(Working data)
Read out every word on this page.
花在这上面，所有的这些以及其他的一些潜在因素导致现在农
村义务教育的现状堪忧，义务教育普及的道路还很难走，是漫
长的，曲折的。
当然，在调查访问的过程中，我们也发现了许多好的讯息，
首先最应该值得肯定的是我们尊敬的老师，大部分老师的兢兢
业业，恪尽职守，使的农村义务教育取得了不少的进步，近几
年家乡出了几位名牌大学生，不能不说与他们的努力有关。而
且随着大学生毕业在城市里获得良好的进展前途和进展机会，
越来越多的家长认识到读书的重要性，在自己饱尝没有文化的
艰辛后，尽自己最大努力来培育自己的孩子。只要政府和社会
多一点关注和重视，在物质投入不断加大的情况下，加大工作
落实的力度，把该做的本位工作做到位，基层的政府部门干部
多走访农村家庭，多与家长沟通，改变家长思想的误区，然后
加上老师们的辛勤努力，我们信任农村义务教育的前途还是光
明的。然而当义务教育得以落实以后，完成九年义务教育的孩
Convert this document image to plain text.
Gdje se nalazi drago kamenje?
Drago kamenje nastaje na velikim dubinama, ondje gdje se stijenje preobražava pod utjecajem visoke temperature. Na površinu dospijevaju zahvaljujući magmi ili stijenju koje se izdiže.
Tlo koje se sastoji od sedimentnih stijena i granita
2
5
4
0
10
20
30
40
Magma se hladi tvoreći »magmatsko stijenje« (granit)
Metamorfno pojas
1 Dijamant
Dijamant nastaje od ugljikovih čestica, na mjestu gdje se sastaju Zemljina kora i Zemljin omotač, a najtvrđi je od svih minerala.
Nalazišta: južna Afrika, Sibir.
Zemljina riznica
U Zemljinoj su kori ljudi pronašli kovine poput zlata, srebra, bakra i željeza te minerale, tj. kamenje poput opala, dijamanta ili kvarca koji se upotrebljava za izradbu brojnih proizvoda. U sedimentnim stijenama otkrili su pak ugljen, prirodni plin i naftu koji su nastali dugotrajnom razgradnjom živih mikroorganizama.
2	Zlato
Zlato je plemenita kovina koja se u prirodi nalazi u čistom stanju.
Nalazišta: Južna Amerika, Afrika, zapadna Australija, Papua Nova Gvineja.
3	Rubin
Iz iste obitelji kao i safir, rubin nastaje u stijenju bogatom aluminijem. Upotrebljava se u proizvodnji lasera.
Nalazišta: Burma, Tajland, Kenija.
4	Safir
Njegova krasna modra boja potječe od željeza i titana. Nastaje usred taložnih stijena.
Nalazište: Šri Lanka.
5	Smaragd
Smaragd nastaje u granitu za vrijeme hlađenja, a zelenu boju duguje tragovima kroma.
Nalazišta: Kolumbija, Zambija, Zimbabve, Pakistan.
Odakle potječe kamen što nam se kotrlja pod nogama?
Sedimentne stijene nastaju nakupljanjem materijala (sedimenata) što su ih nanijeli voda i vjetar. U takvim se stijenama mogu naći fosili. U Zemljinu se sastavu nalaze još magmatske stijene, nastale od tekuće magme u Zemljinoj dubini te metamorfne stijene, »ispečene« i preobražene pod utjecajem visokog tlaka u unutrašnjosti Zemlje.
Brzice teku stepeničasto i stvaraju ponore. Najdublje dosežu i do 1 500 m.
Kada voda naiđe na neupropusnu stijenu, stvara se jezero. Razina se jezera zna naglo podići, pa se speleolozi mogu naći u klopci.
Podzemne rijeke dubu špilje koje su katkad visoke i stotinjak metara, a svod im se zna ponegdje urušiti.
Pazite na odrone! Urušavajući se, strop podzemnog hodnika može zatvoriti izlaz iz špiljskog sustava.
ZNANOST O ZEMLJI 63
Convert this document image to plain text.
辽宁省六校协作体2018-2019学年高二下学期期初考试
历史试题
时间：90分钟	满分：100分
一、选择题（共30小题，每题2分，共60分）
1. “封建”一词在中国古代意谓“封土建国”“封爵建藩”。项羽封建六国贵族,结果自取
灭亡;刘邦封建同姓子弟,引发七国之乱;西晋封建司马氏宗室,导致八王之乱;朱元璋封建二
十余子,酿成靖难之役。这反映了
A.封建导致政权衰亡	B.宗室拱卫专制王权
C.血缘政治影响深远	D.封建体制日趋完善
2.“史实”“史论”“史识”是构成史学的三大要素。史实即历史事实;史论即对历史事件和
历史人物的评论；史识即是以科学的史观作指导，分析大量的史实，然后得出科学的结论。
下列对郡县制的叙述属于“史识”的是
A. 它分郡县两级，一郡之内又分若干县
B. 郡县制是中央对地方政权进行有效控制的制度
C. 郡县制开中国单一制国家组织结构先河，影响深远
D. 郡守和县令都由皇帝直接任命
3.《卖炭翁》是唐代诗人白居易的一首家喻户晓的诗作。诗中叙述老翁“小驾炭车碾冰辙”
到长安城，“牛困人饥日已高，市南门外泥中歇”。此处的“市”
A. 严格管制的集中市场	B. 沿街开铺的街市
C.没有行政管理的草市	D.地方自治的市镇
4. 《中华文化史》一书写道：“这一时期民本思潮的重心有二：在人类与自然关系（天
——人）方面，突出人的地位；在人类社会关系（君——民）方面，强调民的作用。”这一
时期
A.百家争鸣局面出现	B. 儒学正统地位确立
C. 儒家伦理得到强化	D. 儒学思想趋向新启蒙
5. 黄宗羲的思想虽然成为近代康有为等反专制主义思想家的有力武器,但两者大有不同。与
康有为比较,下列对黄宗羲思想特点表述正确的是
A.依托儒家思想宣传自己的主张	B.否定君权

(Exercise objective) Give back the whole listing exactly as it reads.

(Correct output)
Read out every word on this page.
花在这上面，所有的这些以及其他的一些潜在因素导致现在农
村义务教育的现状堪忧，义务教育普及的道路还很难走，是漫
长的，曲折的。
当然，在调查访问的过程中，我们也发现了许多好的讯息，
首先最应该值得肯定的是我们尊敬的老师，大部分老师的兢兢
业业，恪尽职守，使的农村义务教育取得了不少的进步，近几
年家乡出了几位名牌大学生，不能不说与他们的努力有关。而
且随着大学生毕业在城市里获得良好的进展前途和进展机会，
越来越多的家长认识到读书的重要性，在自己饱尝没有文化的
艰辛后，尽自己最大努力来培育自己的孩子。只要政府和社会
多一点关注和重视，在物质投入不断加大的情况下，加大工作
落实的力度，把该做的本位工作做到位，基层的政府部门干部
多走访农村家庭，多与家长沟通，改变家长思想的误区，然后
加上老师们的辛勤努力，我们信任农村义务教育的前途还是光
明的。然而当义务教育得以落实以后，完成九年义务教育的孩
Convert this document image to plain text.
Gdje se nalazi drago kamenje?
Drago kamenje nastaje na velikim dubinama, ondje gdje se stijenje preobražava pod utjecajem visoke temperature. Na površinu dospijevaju zahvaljujući magmi ili stijenju koje se izdiže.
Tlo koje se sastoji od sedimentnih stijena i granita
2
5
4
0
10
20
30
40
Magma se hladi tvoreći »magmatsko stijenje« (granit)
Metamorfno pojas
1 Dijamant
Dijamant nastaje od ugljikovih čestica, na mjestu gdje se sastaju Zemljina kora i Zemljin omotač, a najtvrđi je od svih minerala.
Nalazišta: južna Afrika, Sibir.
Zemljina riznica
U Zemljinoj su kori ljudi pronašli kovine poput zlata, srebra, bakra i željeza te minerale, tj. kamenje poput opala, dijamanta ili kvarca koji se upotrebljava za izradbu brojnih proizvoda. U sedimentnim stijenama otkrili su pak ugljen, prirodni plin i naftu koji su nastali dugotrajnom razgradnjom živih mikroorganizama.
2	Zlato
Zlato je plemenita kovina koja se u prirodi nalazi u čistom stanju.
Nalazišta: Južna Amerika, Afrika, zapadna Australija, Papua Nova Gvineja.
3	Rubin
Iz iste obitelji kao i safir, rubin nastaje u stijenju bogatom aluminijem. Upotrebljava se u proizvodnji lasera.
Nalazišta: Burma, Tajland, Kenija.
4	Safir
Njegova krasna modra boja potječe od željeza i titana. Nastaje usred taložnih stijena.
Nalazište: Šri Lanka.
5	Smaragd
Smaragd nastaje u granitu za vrijeme hlađenja, a zelenu boju duguje tragovima kroma.
Nalazišta: Kolumbija, Zambija, Zimbabve, Pakistan.
Odakle potječe kamen što nam se kotrlja pod nogama?
Sedimentne stijene nastaju nakupljanjem materijala (sedimenata) što su ih nanijeli voda i vjetar. U takvim se stijenama mogu naći fosili. U Zemljinu se sastavu nalaze još magmatske stijene, nastale od tekuće magme u Zemljinoj dubini te metamorfne stijene, »ispečene« i preobražene pod utjecajem visokog tlaka u unutrašnjosti Zemlje.
Brzice teku stepeničasto i stvaraju ponore. Najdublje dosežu i do 1 500 m.
Kada voda naiđe na neupropusnu stijenu, stvara se jezero. Razina se jezera zna naglo podići, pa se speleolozi mogu naći u klopci.
Podzemne rijeke dubu špilje koje su katkad visoke i stotinjak metara, a svod im se zna ponegdje urušiti.
Pazite na odrone! Urušavajući se, strop podzemnog hodnika može zatvoriti izlaz iz špiljskog sustava.
ZNANOST O ZEMLJI 63
Convert this document image to plain text.
辽宁省六校协作体2018-2019学年高二下学期期初考试
历史试题
时间：90分钟	满分：100分
一、选择题（共30小题，每题2分，共60分）
1. “封建”一词在中国古代意谓“封土建国”“封爵建藩”。项羽封建六国贵族,结果自取
灭亡;刘邦封建同姓子弟,引发七国之乱;西晋封建司马氏宗室,导致八王之乱;朱元璋封建二
十余子,酿成靖难之役。这反映了
A.封建导致政权衰亡	B.宗室拱卫专制王权
C.血缘政治影响深远	D.封建体制日趋完善
2.“史实”“史论”“史识”是构成史学的三大要素。史实即历史事实;史论即对历史事件和
历史人物的评论；史识即是以科学的史观作指导，分析大量的史实，然后得出科学的结论。
下列对郡县制的叙述属于“史识”的是
A. 它分郡县两级，一郡之内又分若干县
B. 郡县制是中央对地方政权进行有效控制的制度
C. 郡县制开中国单一制国家组织结构先河，影响深远
D. 郡守和县令都由皇帝直接任命
3.《卖炭翁》是唐代诗人白居易的一首家喻户晓的诗作。诗中叙述老翁“小驾炭车碾冰辙”
到长安城，“牛困人饥日已高，市南门外泥中歇”。此处的“市”
A. 严格管制的集中市场	B. 沿街开铺的街市
C.没有行政管理的草市	D.地方自治的市镇
4. 《中华文化史》一书写道：“这一时期民本思潮的重心有二：在人类与自然关系（天
——人）方面，突出人的地位；在人类社会关系（君——民）方面，强调民的作用。”这一
时期
A.百家争鸣局面出现	B. 儒学正统地位确立
C. 儒家伦理得到强化	D. 儒学思想趋向新启蒙
5. 黄宗羲的思想虽然成为近代康有为等反专制主义思想家的有力武器,但两者大有不同。与
康有为比较,下列对黄宗羲思想特点表述正确的是
A.依托儒家思想宣传自己的主张	B.否定君权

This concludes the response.